# EXERCISE PROMPT
In the immigration statement, below what number does the GRACE Act bar a President from setting refugee admissions in a fiscal year?

# ARTICLE
┄┄┄┄┄┄┄┄┄┄

Here is his response exactly as provided:

  • How should the U.S. respond to the growing number of asylum-seekers, including families and children, seeking protection at the U.S. southern border?

We should not close America’s doors to asylum seekers in their time of need. That’s why, as Senator, I have introduced the Dignity for Detained Immigrants Act which would prevent the detention of primary caregivers, ensure all immigrants receive individual, fair bond hearings by ending mandatory detention practices and requiring proof from DHS within 2 days of detention to show that detention was necessary, and ending the use of for-profit prisons. This bill will hold the Department of Homeland Security accountable and ensures vulnerable immigrants are treated with the dignity and respect that should be expected in this country. Some of this bill’s provisions include:

    • Ensuring that all immigrants receive individualized and fair bond hearings by ending the use of mandatory detention of certain immigrants and requiring DHS to establish probable cause of removability within 48 hours of detention
    • Preventing the detention of a primary caregiver unless the government can show it is unreasonable to place the caregiver in community-based supervision enabling more families to stay together
    • Ending the use of private prisons and county jails for immigration detention over a three-year phase-out period
    • Improving detention standards for detention facilities housing immigrants
    • Requiring the DHS Office of Inspector General to conduct random spot checks of all immigration detention facilities and stiffen penalties for facilities found to be in violation
    • Requiring DHS to investigate all deaths of immigrants in its custody and issue a public report within 60 days
  • What can the U.S. do to address the causes of migration from the Northern Triangle of Central America?

We need to address the underlying causes of migration from the Northern Triangle of Central America–namely persistent economic inequality coupled with poor governance and insecurity. I am an original cosponsor of the Central America Reform and Enforcement Act which seeks to implement many aspects of my vision for addressing the root causes of migration from the Northern Triangle, while also enhancing the oversight of our border and asylum institutions.

  • What role should U.S. refugee admissions play in our response to the global refugee crisis?

The United States of America has a history of welcoming refugees and immigrants. To stay true to our founding values, we should not close our borders and our hearts to those seeking safety and a better life. President Trump’s actions to limit refugee admissions stands in contrast to these values. That’s why I am a cosponsor of the Guaranteed Refugee Admissions Ceiling Enhancement (GRACE) Act, legislation that would prevent a U.S. President from setting a Presidential Determination on Refugee Admissions at a level below 95,000 in a given fiscal year. This bill also ensures that each officer responsible for refugee admissions or resettlement treats the Presidential Determination as a goal, and mandates quarterly reports to Congress with specific oversight requirements.

  • What kinds of support could the U.S. provide to countries and regions experiencing record levels of internal displacement induced by causes as wide-ranging as climate change and warfare?

┄┄┄┄┄┄┄┄┄┄

# STORED RECORDS
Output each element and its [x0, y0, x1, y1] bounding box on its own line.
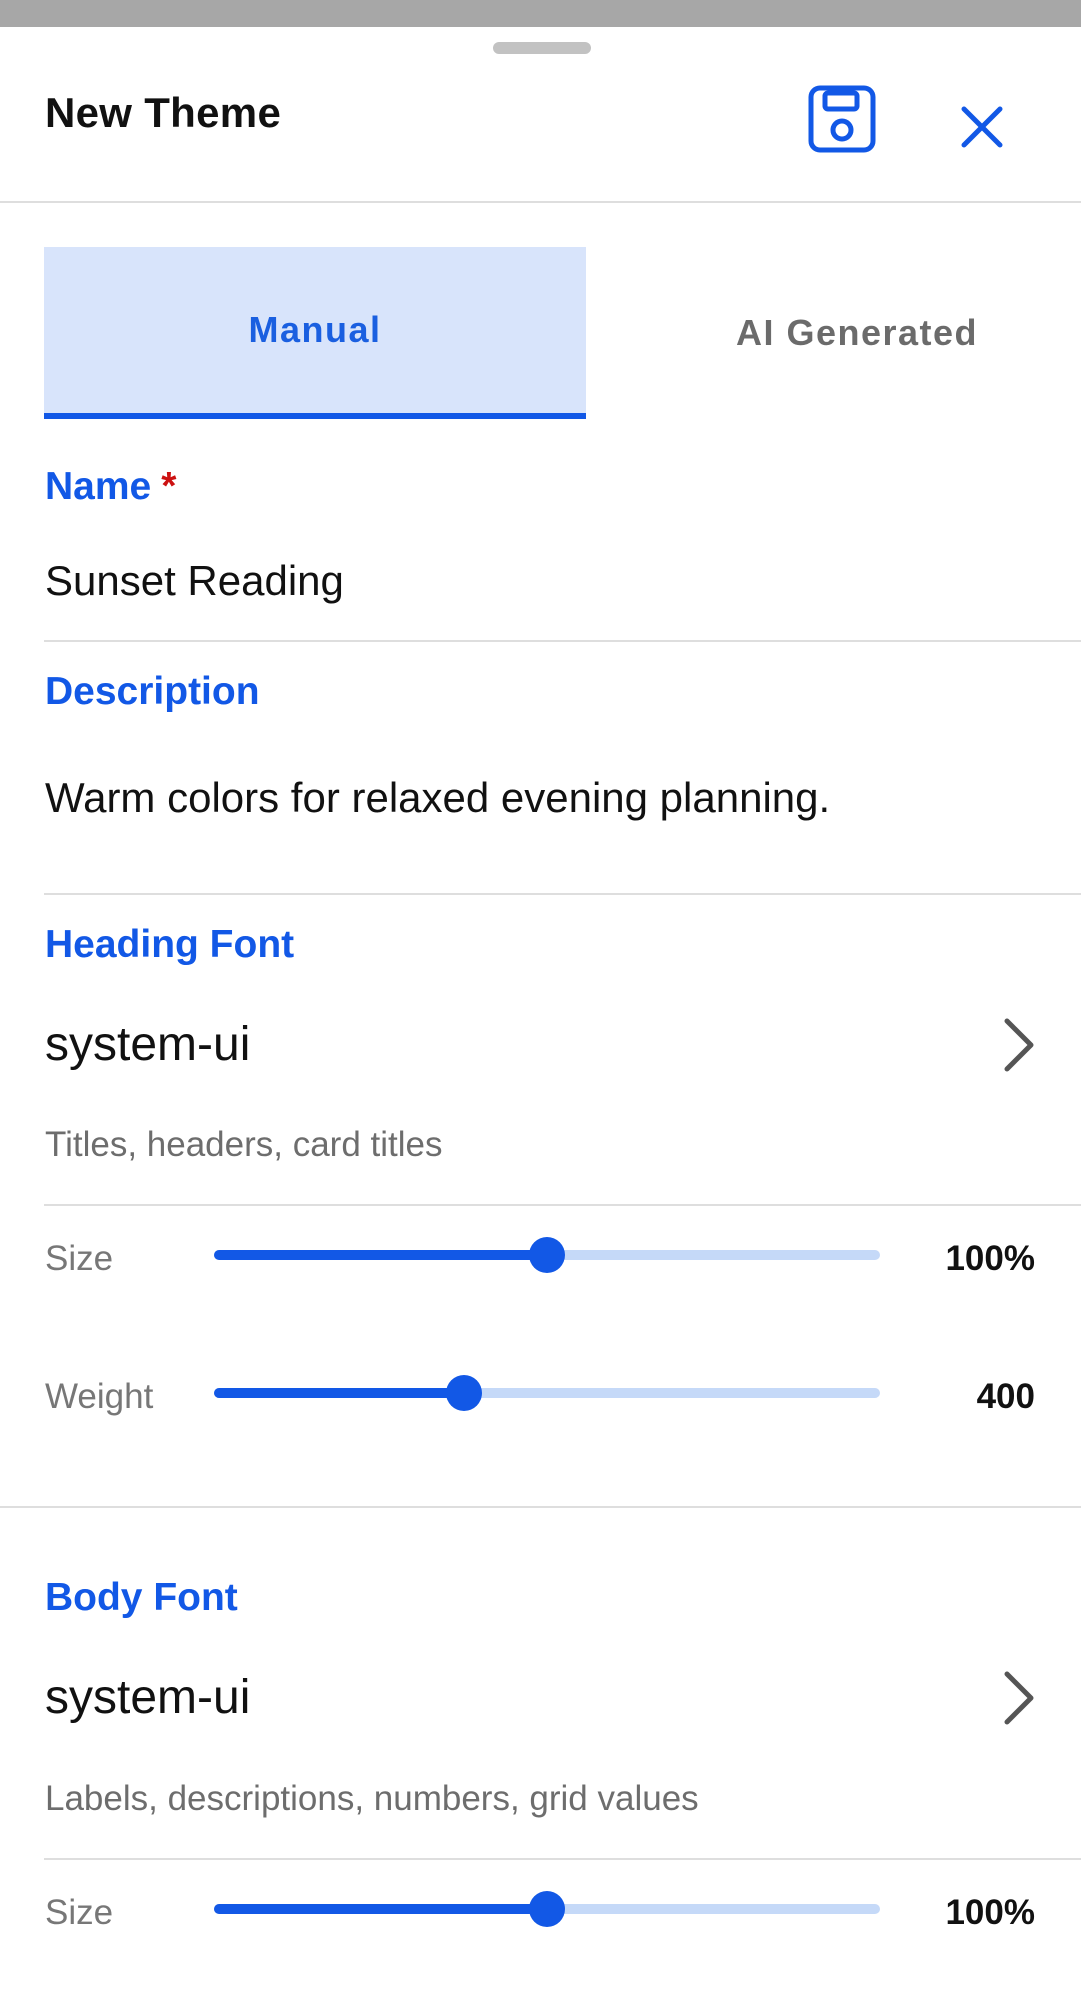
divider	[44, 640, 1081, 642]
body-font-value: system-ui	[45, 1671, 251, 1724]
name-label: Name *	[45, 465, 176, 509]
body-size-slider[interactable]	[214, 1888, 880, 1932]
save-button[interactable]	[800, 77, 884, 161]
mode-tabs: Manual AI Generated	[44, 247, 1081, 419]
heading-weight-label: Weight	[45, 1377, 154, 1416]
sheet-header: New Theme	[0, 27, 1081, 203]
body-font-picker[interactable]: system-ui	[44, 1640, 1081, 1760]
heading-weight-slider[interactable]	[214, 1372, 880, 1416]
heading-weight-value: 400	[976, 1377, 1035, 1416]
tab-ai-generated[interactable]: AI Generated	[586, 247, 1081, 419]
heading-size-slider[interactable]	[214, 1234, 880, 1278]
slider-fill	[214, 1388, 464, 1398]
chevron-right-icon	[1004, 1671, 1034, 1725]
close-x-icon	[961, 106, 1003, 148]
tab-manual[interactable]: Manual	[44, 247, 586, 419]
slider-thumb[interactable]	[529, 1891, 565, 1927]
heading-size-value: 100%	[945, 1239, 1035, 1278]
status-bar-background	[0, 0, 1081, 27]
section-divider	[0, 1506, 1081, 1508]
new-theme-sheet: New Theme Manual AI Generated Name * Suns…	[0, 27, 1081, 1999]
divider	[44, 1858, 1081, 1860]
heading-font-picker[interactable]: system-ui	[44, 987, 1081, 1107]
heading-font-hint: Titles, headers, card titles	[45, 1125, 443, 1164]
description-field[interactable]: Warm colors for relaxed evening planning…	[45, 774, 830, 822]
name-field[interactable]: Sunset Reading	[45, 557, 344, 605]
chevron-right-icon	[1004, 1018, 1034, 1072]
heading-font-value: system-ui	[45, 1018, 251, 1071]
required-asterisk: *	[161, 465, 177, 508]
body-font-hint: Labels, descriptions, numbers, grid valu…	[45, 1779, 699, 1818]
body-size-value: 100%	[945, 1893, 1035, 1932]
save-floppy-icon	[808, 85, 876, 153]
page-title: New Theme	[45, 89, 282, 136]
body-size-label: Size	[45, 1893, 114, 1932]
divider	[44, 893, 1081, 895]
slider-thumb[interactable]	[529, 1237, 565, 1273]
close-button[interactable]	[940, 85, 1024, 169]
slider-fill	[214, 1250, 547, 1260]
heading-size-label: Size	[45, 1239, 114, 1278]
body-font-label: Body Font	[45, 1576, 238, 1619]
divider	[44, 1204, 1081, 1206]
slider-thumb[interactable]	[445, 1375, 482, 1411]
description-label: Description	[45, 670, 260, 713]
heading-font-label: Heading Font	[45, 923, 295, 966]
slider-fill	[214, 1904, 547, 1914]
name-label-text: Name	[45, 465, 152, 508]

┄┄┄┄┄┄┄┄┄┄

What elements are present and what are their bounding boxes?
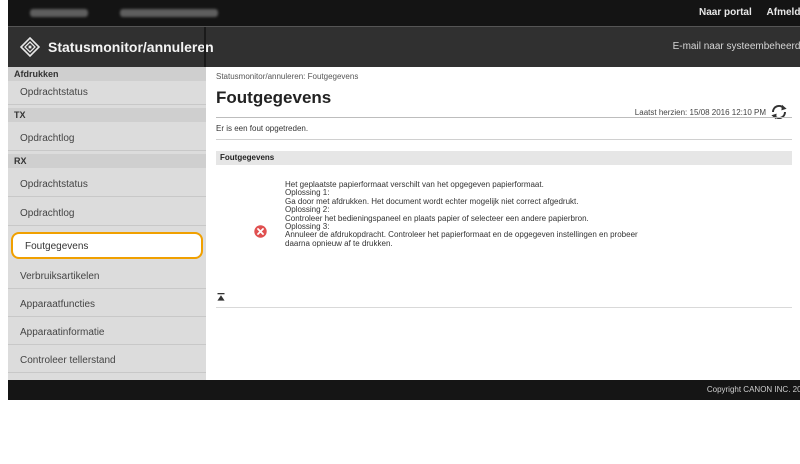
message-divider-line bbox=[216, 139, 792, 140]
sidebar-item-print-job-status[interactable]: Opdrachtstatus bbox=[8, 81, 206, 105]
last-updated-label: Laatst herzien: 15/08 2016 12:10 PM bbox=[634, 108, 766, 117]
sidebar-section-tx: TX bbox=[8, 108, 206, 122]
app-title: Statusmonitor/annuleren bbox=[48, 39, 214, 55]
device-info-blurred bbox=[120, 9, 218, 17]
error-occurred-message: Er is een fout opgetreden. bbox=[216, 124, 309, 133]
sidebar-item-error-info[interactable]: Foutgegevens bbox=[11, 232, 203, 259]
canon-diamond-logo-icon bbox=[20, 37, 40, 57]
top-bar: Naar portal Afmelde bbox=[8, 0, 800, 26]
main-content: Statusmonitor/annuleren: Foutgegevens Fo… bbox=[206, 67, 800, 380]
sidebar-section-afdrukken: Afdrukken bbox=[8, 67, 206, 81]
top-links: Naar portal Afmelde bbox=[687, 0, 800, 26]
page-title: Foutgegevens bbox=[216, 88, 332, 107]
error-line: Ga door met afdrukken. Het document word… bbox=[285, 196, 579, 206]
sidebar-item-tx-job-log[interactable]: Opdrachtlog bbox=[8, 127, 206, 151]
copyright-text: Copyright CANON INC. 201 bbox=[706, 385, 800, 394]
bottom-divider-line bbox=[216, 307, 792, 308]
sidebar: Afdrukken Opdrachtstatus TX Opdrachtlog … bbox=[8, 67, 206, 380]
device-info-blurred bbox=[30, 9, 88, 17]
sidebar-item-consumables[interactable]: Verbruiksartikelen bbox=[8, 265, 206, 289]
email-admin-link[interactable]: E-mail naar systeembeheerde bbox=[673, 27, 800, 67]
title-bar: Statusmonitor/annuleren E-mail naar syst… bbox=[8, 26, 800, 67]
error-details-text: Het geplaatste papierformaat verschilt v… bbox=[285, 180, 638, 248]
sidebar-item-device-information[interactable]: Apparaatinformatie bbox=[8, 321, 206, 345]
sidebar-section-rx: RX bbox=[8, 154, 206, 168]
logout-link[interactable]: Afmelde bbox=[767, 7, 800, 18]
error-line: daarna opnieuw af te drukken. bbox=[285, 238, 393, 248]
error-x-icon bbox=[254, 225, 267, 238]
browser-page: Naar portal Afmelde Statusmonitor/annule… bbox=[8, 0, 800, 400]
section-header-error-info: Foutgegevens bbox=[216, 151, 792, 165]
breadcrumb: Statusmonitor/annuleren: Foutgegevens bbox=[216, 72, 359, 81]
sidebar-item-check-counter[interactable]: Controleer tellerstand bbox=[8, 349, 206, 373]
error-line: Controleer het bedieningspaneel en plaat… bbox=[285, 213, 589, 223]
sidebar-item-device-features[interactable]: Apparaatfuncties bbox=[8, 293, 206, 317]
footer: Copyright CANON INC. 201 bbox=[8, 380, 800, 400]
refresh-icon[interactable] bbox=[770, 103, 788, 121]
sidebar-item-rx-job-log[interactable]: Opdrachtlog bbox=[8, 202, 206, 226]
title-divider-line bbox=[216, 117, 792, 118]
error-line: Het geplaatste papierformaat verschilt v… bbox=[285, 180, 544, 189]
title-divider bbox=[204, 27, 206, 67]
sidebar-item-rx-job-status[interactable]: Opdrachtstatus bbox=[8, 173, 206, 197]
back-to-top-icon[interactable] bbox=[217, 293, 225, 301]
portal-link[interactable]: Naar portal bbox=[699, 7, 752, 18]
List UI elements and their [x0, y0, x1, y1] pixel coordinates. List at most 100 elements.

┄┄┄┄┄┄┄┄┄┄

# SOLUTION TO THIS EXERCISE
95,000